*WRITTEN PROBLEM*. Reproduce the listing below word for word, with every line unchanged and in its original order.

-- start --

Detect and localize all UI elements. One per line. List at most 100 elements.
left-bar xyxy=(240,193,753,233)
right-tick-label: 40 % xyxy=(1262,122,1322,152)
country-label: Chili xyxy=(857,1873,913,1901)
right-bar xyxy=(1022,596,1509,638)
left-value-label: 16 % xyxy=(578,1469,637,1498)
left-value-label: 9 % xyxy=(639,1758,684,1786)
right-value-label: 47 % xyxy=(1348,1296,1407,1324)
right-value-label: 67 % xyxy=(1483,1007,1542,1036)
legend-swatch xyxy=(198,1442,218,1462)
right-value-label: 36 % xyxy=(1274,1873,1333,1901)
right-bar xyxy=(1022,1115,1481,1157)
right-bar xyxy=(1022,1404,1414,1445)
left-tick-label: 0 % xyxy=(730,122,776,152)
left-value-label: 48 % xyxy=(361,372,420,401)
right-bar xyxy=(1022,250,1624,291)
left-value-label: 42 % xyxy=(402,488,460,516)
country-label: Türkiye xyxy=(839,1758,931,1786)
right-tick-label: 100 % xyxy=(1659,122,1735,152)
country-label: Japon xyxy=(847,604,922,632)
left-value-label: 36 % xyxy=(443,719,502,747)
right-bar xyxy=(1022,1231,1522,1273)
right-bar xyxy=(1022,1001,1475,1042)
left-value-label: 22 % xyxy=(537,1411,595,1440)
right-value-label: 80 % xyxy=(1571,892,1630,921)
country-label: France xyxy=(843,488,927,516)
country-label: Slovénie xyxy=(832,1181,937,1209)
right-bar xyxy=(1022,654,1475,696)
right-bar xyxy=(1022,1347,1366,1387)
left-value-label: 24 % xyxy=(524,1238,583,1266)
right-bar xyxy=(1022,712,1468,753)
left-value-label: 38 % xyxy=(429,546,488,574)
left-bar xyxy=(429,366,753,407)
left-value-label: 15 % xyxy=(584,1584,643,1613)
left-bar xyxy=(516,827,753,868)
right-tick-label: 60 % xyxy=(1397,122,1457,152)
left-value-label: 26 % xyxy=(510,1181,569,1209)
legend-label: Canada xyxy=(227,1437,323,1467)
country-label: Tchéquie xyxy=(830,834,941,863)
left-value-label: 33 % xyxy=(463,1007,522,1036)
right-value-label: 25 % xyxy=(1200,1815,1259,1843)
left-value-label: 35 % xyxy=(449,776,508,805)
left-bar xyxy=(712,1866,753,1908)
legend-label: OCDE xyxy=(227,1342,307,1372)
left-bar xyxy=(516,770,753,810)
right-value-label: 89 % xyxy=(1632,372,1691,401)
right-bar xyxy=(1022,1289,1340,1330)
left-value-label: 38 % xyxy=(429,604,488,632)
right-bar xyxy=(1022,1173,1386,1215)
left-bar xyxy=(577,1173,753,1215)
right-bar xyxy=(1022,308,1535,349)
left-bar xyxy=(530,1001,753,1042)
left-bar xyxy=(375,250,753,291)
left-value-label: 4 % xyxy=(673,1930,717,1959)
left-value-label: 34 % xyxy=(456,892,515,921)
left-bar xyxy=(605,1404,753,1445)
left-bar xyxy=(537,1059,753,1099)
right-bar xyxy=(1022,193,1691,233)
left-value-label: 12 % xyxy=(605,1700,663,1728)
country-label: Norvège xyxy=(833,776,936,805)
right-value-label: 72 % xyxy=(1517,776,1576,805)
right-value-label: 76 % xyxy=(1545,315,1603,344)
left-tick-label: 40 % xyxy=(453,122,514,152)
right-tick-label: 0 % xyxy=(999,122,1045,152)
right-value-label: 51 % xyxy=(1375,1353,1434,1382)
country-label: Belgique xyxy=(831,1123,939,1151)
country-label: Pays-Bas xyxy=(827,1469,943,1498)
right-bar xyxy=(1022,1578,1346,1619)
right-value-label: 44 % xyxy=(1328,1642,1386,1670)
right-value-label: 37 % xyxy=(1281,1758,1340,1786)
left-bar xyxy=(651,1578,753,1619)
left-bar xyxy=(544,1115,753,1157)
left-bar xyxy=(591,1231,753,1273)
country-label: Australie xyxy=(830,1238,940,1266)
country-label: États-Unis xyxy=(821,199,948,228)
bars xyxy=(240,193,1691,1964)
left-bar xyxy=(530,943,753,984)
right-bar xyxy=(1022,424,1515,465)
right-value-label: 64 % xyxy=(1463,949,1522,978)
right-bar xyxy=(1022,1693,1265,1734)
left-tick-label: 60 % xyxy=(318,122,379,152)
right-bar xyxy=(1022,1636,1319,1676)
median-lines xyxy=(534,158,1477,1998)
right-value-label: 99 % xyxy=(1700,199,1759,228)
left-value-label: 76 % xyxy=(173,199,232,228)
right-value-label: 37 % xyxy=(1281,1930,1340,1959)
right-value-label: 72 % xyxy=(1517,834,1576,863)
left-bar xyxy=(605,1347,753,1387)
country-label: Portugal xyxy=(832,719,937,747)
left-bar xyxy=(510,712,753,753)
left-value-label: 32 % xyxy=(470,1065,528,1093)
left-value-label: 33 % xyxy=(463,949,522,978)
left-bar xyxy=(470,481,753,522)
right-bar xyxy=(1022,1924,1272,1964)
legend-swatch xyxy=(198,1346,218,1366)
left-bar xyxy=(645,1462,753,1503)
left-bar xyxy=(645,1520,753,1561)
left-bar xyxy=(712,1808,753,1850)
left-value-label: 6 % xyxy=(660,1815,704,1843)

-- end --

*WORKED SOLUTION*.
Detect and localize all UI elements. One per line. List at most 100 elements.
left-bar xyxy=(240,193,753,233)
right-tick-label: 40 % xyxy=(1262,122,1322,152)
country-label: Chili xyxy=(857,1873,913,1901)
right-bar xyxy=(1022,596,1509,638)
left-value-label: 16 % xyxy=(578,1469,637,1498)
left-value-label: 9 % xyxy=(639,1758,684,1786)
right-value-label: 47 % xyxy=(1348,1296,1407,1324)
right-value-label: 67 % xyxy=(1483,1007,1542,1036)
legend-swatch xyxy=(198,1442,218,1462)
right-value-label: 36 % xyxy=(1274,1873,1333,1901)
right-bar xyxy=(1022,1115,1481,1157)
right-bar xyxy=(1022,1404,1414,1445)
left-tick-label: 0 % xyxy=(730,122,776,152)
left-value-label: 48 % xyxy=(361,372,420,401)
right-bar xyxy=(1022,250,1624,291)
left-value-label: 42 % xyxy=(402,488,460,516)
country-label: Türkiye xyxy=(839,1758,931,1786)
right-tick-label: 100 % xyxy=(1659,122,1735,152)
country-label: Japon xyxy=(847,604,922,632)
left-value-label: 36 % xyxy=(443,719,502,747)
right-bar xyxy=(1022,1231,1522,1273)
right-bar xyxy=(1022,1001,1475,1042)
left-value-label: 22 % xyxy=(537,1411,595,1440)
right-value-label: 80 % xyxy=(1571,892,1630,921)
country-label: France xyxy=(843,488,927,516)
country-label: Slovénie xyxy=(832,1181,937,1209)
right-bar xyxy=(1022,654,1475,696)
right-bar xyxy=(1022,1347,1366,1387)
left-value-label: 24 % xyxy=(524,1238,583,1266)
right-bar xyxy=(1022,712,1468,753)
left-value-label: 38 % xyxy=(429,546,488,574)
left-bar xyxy=(429,366,753,407)
left-value-label: 15 % xyxy=(584,1584,643,1613)
left-bar xyxy=(516,827,753,868)
right-tick-label: 60 % xyxy=(1397,122,1457,152)
left-value-label: 26 % xyxy=(510,1181,569,1209)
legend-label: Canada xyxy=(227,1437,323,1467)
country-label: Tchéquie xyxy=(830,834,941,863)
left-value-label: 33 % xyxy=(463,1007,522,1036)
right-value-label: 25 % xyxy=(1200,1815,1259,1843)
left-value-label: 35 % xyxy=(449,776,508,805)
left-bar xyxy=(712,1866,753,1908)
legend-label: OCDE xyxy=(227,1342,307,1372)
left-bar xyxy=(516,770,753,810)
right-value-label: 89 % xyxy=(1632,372,1691,401)
right-bar xyxy=(1022,1289,1340,1330)
left-value-label: 38 % xyxy=(429,604,488,632)
right-bar xyxy=(1022,1173,1386,1215)
left-bar xyxy=(577,1173,753,1215)
right-bar xyxy=(1022,308,1535,349)
left-bar xyxy=(530,1001,753,1042)
left-bar xyxy=(375,250,753,291)
left-value-label: 4 % xyxy=(673,1930,717,1959)
left-value-label: 34 % xyxy=(456,892,515,921)
left-bar xyxy=(605,1404,753,1445)
left-bar xyxy=(537,1059,753,1099)
right-bar xyxy=(1022,193,1691,233)
left-value-label: 12 % xyxy=(605,1700,663,1728)
country-label: Norvège xyxy=(833,776,936,805)
right-value-label: 72 % xyxy=(1517,776,1576,805)
right-value-label: 76 % xyxy=(1545,315,1603,344)
left-tick-label: 40 % xyxy=(453,122,514,152)
right-tick-label: 0 % xyxy=(999,122,1045,152)
right-value-label: 51 % xyxy=(1375,1353,1434,1382)
country-label: Belgique xyxy=(831,1123,939,1151)
country-label: Pays-Bas xyxy=(827,1469,943,1498)
right-bar xyxy=(1022,1578,1346,1619)
right-value-label: 44 % xyxy=(1328,1642,1386,1670)
right-value-label: 37 % xyxy=(1281,1758,1340,1786)
left-bar xyxy=(651,1578,753,1619)
left-bar xyxy=(544,1115,753,1157)
left-bar xyxy=(591,1231,753,1273)
country-label: Australie xyxy=(830,1238,940,1266)
country-label: États-Unis xyxy=(821,199,948,228)
bars xyxy=(240,193,1691,1964)
left-bar xyxy=(530,943,753,984)
right-bar xyxy=(1022,424,1515,465)
right-value-label: 64 % xyxy=(1463,949,1522,978)
right-bar xyxy=(1022,1693,1265,1734)
left-tick-label: 60 % xyxy=(318,122,379,152)
right-bar xyxy=(1022,1636,1319,1676)
median-lines xyxy=(534,158,1477,1998)
right-value-label: 99 % xyxy=(1700,199,1759,228)
left-value-label: 76 % xyxy=(173,199,232,228)
right-value-label: 37 % xyxy=(1281,1930,1340,1959)
right-value-label: 72 % xyxy=(1517,834,1576,863)
left-bar xyxy=(605,1347,753,1387)
country-label: Portugal xyxy=(832,719,937,747)
left-bar xyxy=(510,712,753,753)
left-value-label: 32 % xyxy=(470,1065,528,1093)
left-value-label: 33 % xyxy=(463,949,522,978)
left-bar xyxy=(470,481,753,522)
right-bar xyxy=(1022,1924,1272,1964)
legend-swatch xyxy=(198,1346,218,1366)
left-bar xyxy=(645,1462,753,1503)
left-bar xyxy=(645,1520,753,1561)
left-bar xyxy=(712,1808,753,1850)
left-value-label: 6 % xyxy=(660,1815,704,1843)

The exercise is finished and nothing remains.